== WRITTEN PROBLEM ==
Reproduce these records line for line, keeping every character unchanged.

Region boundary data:
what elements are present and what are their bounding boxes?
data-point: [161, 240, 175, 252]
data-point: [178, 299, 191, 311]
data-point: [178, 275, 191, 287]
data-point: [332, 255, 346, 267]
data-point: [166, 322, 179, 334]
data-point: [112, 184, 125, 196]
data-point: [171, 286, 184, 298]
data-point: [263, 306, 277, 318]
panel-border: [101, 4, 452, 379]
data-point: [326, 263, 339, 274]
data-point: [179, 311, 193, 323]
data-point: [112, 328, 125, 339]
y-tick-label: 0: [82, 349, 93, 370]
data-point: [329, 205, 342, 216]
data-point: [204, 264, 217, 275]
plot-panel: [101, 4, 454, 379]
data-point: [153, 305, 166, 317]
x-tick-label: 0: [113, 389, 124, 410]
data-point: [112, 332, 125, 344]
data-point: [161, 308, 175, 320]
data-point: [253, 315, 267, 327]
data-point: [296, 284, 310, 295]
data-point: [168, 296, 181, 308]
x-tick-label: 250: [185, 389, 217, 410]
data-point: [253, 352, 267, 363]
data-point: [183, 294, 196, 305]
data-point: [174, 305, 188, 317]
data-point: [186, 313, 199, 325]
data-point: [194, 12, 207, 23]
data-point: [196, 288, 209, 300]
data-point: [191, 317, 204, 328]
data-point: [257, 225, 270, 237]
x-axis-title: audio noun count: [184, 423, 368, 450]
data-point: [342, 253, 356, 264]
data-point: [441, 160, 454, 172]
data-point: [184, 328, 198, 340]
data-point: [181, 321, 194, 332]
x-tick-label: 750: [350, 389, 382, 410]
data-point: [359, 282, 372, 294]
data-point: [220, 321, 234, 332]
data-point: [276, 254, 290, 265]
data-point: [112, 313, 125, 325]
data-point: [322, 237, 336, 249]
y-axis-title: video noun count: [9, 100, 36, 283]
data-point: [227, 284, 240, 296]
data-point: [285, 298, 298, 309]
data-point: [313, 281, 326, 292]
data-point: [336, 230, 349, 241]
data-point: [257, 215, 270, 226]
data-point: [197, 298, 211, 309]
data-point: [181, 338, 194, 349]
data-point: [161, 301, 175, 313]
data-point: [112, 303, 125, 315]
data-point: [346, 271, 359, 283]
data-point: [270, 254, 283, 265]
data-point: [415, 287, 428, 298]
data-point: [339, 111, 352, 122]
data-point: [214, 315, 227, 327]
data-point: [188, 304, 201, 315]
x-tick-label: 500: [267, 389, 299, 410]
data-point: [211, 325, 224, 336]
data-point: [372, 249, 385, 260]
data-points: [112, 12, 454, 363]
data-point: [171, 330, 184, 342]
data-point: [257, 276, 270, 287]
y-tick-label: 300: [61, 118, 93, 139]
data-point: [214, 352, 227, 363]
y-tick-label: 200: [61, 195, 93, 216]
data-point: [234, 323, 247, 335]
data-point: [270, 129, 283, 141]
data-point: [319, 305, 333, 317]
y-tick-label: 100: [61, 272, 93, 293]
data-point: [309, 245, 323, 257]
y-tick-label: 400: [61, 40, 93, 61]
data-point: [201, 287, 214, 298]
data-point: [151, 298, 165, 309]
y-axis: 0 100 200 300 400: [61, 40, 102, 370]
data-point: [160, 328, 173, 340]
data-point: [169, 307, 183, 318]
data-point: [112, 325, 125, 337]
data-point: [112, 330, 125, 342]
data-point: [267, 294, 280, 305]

== RESULT OF THIS TASK ==
what elements are present and what are their bounding boxes?
data-point: [161, 240, 175, 252]
data-point: [178, 299, 191, 311]
data-point: [178, 275, 191, 287]
data-point: [332, 255, 346, 267]
data-point: [166, 322, 179, 334]
data-point: [112, 184, 125, 196]
data-point: [171, 286, 184, 298]
data-point: [263, 306, 277, 318]
panel-border: [101, 4, 452, 379]
data-point: [326, 263, 339, 274]
data-point: [179, 311, 193, 323]
data-point: [112, 328, 125, 339]
y-tick-label: 0: [82, 349, 93, 370]
data-point: [329, 205, 342, 216]
data-point: [204, 264, 217, 275]
plot-panel: [101, 4, 454, 379]
data-point: [153, 305, 166, 317]
x-tick-label: 0: [113, 389, 124, 410]
data-point: [112, 332, 125, 344]
data-point: [161, 308, 175, 320]
data-point: [253, 315, 267, 327]
data-point: [296, 284, 310, 295]
data-point: [168, 296, 181, 308]
x-tick-label: 250: [185, 389, 217, 410]
data-point: [253, 352, 267, 363]
data-point: [183, 294, 196, 305]
data-point: [174, 305, 188, 317]
data-point: [186, 313, 199, 325]
data-point: [194, 12, 207, 23]
data-point: [196, 288, 209, 300]
data-point: [191, 317, 204, 328]
data-point: [257, 225, 270, 237]
x-axis-title: audio noun count: [184, 423, 368, 450]
data-point: [342, 253, 356, 264]
data-point: [441, 160, 454, 172]
data-point: [184, 328, 198, 340]
data-point: [181, 321, 194, 332]
x-tick-label: 750: [350, 389, 382, 410]
data-point: [359, 282, 372, 294]
data-point: [220, 321, 234, 332]
data-point: [276, 254, 290, 265]
data-point: [112, 313, 125, 325]
data-point: [322, 237, 336, 249]
y-axis-title: video noun count: [9, 100, 36, 283]
data-point: [227, 284, 240, 296]
data-point: [285, 298, 298, 309]
data-point: [313, 281, 326, 292]
data-point: [336, 230, 349, 241]
data-point: [257, 215, 270, 226]
data-point: [197, 298, 211, 309]
data-point: [181, 338, 194, 349]
data-point: [161, 301, 175, 313]
data-point: [112, 303, 125, 315]
data-point: [346, 271, 359, 283]
data-point: [270, 254, 283, 265]
data-point: [415, 287, 428, 298]
data-point: [339, 111, 352, 122]
data-point: [214, 315, 227, 327]
data-point: [188, 304, 201, 315]
x-tick-label: 500: [267, 389, 299, 410]
data-point: [211, 325, 224, 336]
data-point: [372, 249, 385, 260]
data-points: [112, 12, 454, 363]
data-point: [171, 330, 184, 342]
data-point: [257, 276, 270, 287]
y-tick-label: 300: [61, 118, 93, 139]
data-point: [214, 352, 227, 363]
y-tick-label: 200: [61, 195, 93, 216]
data-point: [234, 323, 247, 335]
data-point: [270, 129, 283, 141]
data-point: [319, 305, 333, 317]
y-tick-label: 100: [61, 272, 93, 293]
data-point: [309, 245, 323, 257]
y-tick-label: 400: [61, 40, 93, 61]
data-point: [201, 287, 214, 298]
data-point: [151, 298, 165, 309]
y-axis: 0 100 200 300 400: [61, 40, 102, 370]
data-point: [160, 328, 173, 340]
data-point: [169, 307, 183, 318]
data-point: [112, 325, 125, 337]
data-point: [112, 330, 125, 342]
data-point: [267, 294, 280, 305]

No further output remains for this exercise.